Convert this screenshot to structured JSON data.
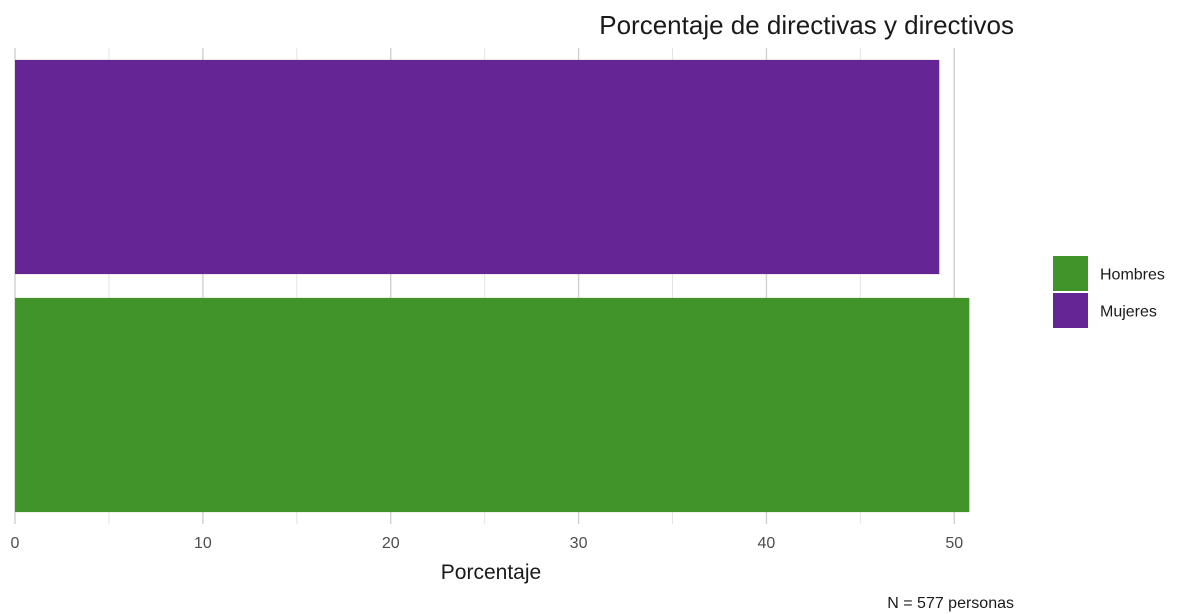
{
  "chart_data": {
    "type": "bar",
    "orientation": "horizontal",
    "title": "Porcentaje de directivas y directivos",
    "xlabel": "Porcentaje",
    "ylabel": "",
    "categories": [
      "Mujeres",
      "Hombres"
    ],
    "values": [
      49.2,
      50.8
    ],
    "colors": [
      "#632694",
      "#41942a"
    ],
    "xlim": [
      0,
      51.9
    ],
    "xticks": [
      0,
      10,
      20,
      30,
      40,
      50
    ],
    "grid": true,
    "legend": {
      "placement": "right",
      "entries": [
        {
          "label": "Hombres",
          "color": "#41942a"
        },
        {
          "label": "Mujeres",
          "color": "#632694"
        }
      ]
    },
    "caption": "N = 577 personas"
  }
}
__________________________________________________
## EXERCISE DESCRIPTION
Repeat the material verbatim. Do not carry over any picture.

## SOLUTION TO THIS TASK
Convert this screenshot to structured JSON data.
{
  "chart_data": {
    "type": "bar",
    "orientation": "horizontal",
    "title": "Porcentaje de directivas y directivos",
    "xlabel": "Porcentaje",
    "ylabel": "",
    "categories": [
      "Mujeres",
      "Hombres"
    ],
    "values": [
      49.2,
      50.8
    ],
    "colors": [
      "#632694",
      "#41942a"
    ],
    "xlim": [
      0,
      51.9
    ],
    "xticks": [
      0,
      10,
      20,
      30,
      40,
      50
    ],
    "grid": true,
    "legend": {
      "placement": "right",
      "entries": [
        {
          "label": "Hombres",
          "color": "#41942a"
        },
        {
          "label": "Mujeres",
          "color": "#632694"
        }
      ]
    },
    "caption": "N = 577 personas"
  }
}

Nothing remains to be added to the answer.